- [What the exercise asks] Find the lines containing the word "this" and copy every one of them.

- [Data supplied]
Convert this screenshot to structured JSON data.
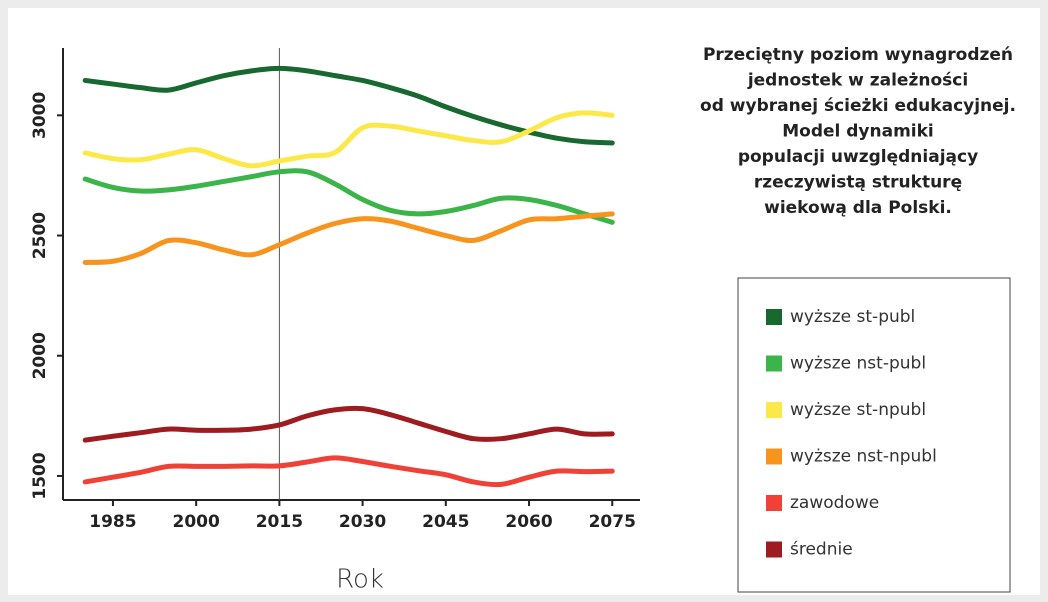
{
  "chart_data": {
    "type": "line",
    "title": [
      "Przeciętny poziom wynagrodzeń",
      "jednostek w zależności",
      "od wybranej ścieżki edukacyjnej.",
      "Model dynamiki",
      "populacji uwzględniający",
      "rzeczywistą strukturę",
      "wiekową dla Polski."
    ],
    "x_label": "Rok",
    "x": [
      1980,
      1985,
      1990,
      1995,
      2000,
      2005,
      2010,
      2015,
      2020,
      2025,
      2030,
      2035,
      2040,
      2045,
      2050,
      2055,
      2060,
      2065,
      2070,
      2075
    ],
    "xlim": [
      1976,
      2080
    ],
    "xticks": [
      1985,
      2000,
      2015,
      2030,
      2045,
      2060,
      2075
    ],
    "ylim": [
      1400,
      3280
    ],
    "yticks": [
      1500,
      2000,
      2500,
      3000
    ],
    "vline": 2015,
    "series": [
      {
        "name": "wyższe st-publ",
        "color": "#17692f",
        "values": [
          3145,
          3130,
          3115,
          3105,
          3135,
          3165,
          3185,
          3195,
          3185,
          3165,
          3145,
          3115,
          3080,
          3035,
          2995,
          2960,
          2930,
          2905,
          2890,
          2885
        ]
      },
      {
        "name": "wyższe nst-publ",
        "color": "#3bb54a",
        "values": [
          2735,
          2700,
          2685,
          2690,
          2705,
          2725,
          2745,
          2765,
          2765,
          2715,
          2650,
          2605,
          2590,
          2600,
          2625,
          2655,
          2650,
          2625,
          2590,
          2555
        ]
      },
      {
        "name": "wyższe st-npubl",
        "color": "#fde84a",
        "values": [
          2844,
          2820,
          2815,
          2838,
          2857,
          2820,
          2790,
          2810,
          2830,
          2845,
          2948,
          2955,
          2935,
          2915,
          2895,
          2890,
          2935,
          2990,
          3010,
          3000
        ]
      },
      {
        "name": "wyższe nst-npubl",
        "color": "#f7941d",
        "values": [
          2388,
          2393,
          2425,
          2479,
          2470,
          2440,
          2420,
          2462,
          2510,
          2550,
          2570,
          2560,
          2530,
          2500,
          2480,
          2520,
          2565,
          2570,
          2580,
          2590
        ]
      },
      {
        "name": "zawodowe",
        "color": "#ef4136",
        "values": [
          1475,
          1495,
          1515,
          1540,
          1540,
          1540,
          1542,
          1542,
          1558,
          1575,
          1560,
          1540,
          1522,
          1505,
          1475,
          1465,
          1495,
          1520,
          1518,
          1520
        ]
      },
      {
        "name": "średnie",
        "color": "#9e1c20",
        "values": [
          1649,
          1665,
          1680,
          1695,
          1690,
          1690,
          1695,
          1712,
          1750,
          1775,
          1780,
          1755,
          1720,
          1685,
          1655,
          1655,
          1675,
          1695,
          1675,
          1675
        ]
      }
    ]
  }
}
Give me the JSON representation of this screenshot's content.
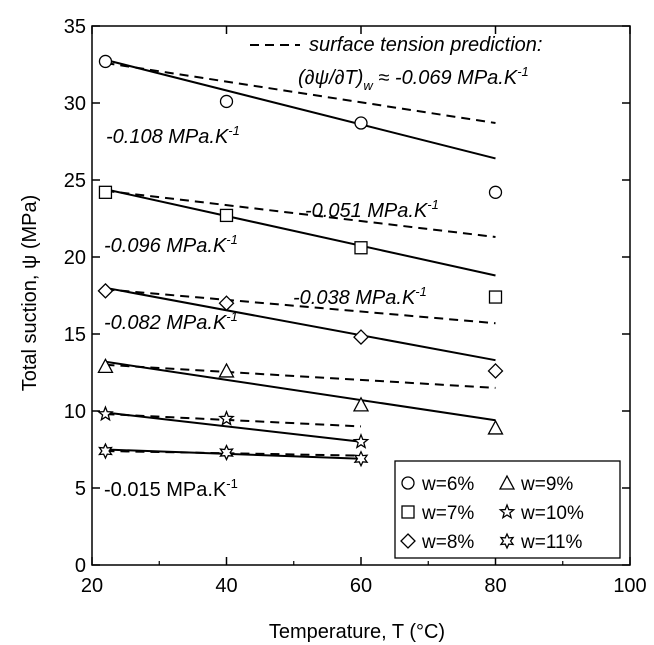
{
  "chart_data": {
    "type": "scatter",
    "xlabel": "Temperature, T (°C)",
    "ylabel": "Total suction, ψ (MPa)",
    "xlim": [
      20,
      100
    ],
    "ylim": [
      0,
      35
    ],
    "xticks": [
      20,
      40,
      60,
      80,
      100
    ],
    "yticks": [
      0,
      5,
      10,
      15,
      20,
      25,
      30,
      35
    ],
    "grid": false,
    "legend_position": "bottom-right",
    "series": [
      {
        "name": "w=6%",
        "marker": "circle",
        "x": [
          22,
          40,
          60,
          80
        ],
        "y": [
          32.7,
          30.1,
          28.7,
          24.2
        ]
      },
      {
        "name": "w=7%",
        "marker": "square",
        "x": [
          22,
          40,
          60,
          80
        ],
        "y": [
          24.2,
          22.7,
          20.6,
          17.4
        ]
      },
      {
        "name": "w=8%",
        "marker": "diamond",
        "x": [
          22,
          40,
          60,
          80
        ],
        "y": [
          17.8,
          17.0,
          14.8,
          12.6
        ]
      },
      {
        "name": "w=9%",
        "marker": "triangle",
        "x": [
          22,
          40,
          60,
          80
        ],
        "y": [
          12.9,
          12.6,
          10.4,
          8.9
        ]
      },
      {
        "name": "w=10%",
        "marker": "star",
        "x": [
          22,
          40,
          60
        ],
        "y": [
          9.8,
          9.5,
          8.0
        ]
      },
      {
        "name": "w=11%",
        "marker": "star6",
        "x": [
          22,
          40,
          60
        ],
        "y": [
          7.4,
          7.3,
          6.9
        ]
      }
    ],
    "fit_lines": [
      {
        "style": "solid",
        "x": [
          22,
          80
        ],
        "y": [
          32.8,
          26.4
        ]
      },
      {
        "style": "dashed",
        "x": [
          22,
          80
        ],
        "y": [
          32.6,
          28.7
        ]
      },
      {
        "style": "solid",
        "x": [
          22,
          80
        ],
        "y": [
          24.4,
          18.8
        ]
      },
      {
        "style": "dashed",
        "x": [
          22,
          80
        ],
        "y": [
          24.3,
          21.3
        ]
      },
      {
        "style": "solid",
        "x": [
          22,
          80
        ],
        "y": [
          18.0,
          13.3
        ]
      },
      {
        "style": "dashed",
        "x": [
          22,
          80
        ],
        "y": [
          17.9,
          15.7
        ]
      },
      {
        "style": "solid",
        "x": [
          22,
          80
        ],
        "y": [
          13.2,
          9.4
        ]
      },
      {
        "style": "dashed",
        "x": [
          22,
          80
        ],
        "y": [
          13.0,
          11.5
        ]
      },
      {
        "style": "solid",
        "x": [
          22,
          60
        ],
        "y": [
          9.9,
          8.0
        ]
      },
      {
        "style": "dashed",
        "x": [
          22,
          60
        ],
        "y": [
          9.8,
          9.0
        ]
      },
      {
        "style": "solid",
        "x": [
          22,
          60
        ],
        "y": [
          7.5,
          6.9
        ]
      },
      {
        "style": "dashed",
        "x": [
          22,
          60
        ],
        "y": [
          7.4,
          7.1
        ]
      }
    ],
    "annotations": {
      "legend_dash_label": "surface tension prediction:",
      "legend_dash_formula": "(∂ψ/∂T)",
      "legend_dash_sub": "w",
      "legend_dash_value": " ≈ -0.069 MPa.K",
      "a1_base": "-0.108 MPa.K",
      "a2_base": "-0.051 MPa.K",
      "a3_base": "-0.096 MPa.K",
      "a4_base": "-0.038 MPa.K",
      "a5_base": "-0.082 MPa.K",
      "a6_base": "-0.015 MPa.K",
      "sup": "-1"
    }
  }
}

- [Exercise result]
Convert this screenshot to structured JSON data.
Give me the JSON representation of this screenshot's content.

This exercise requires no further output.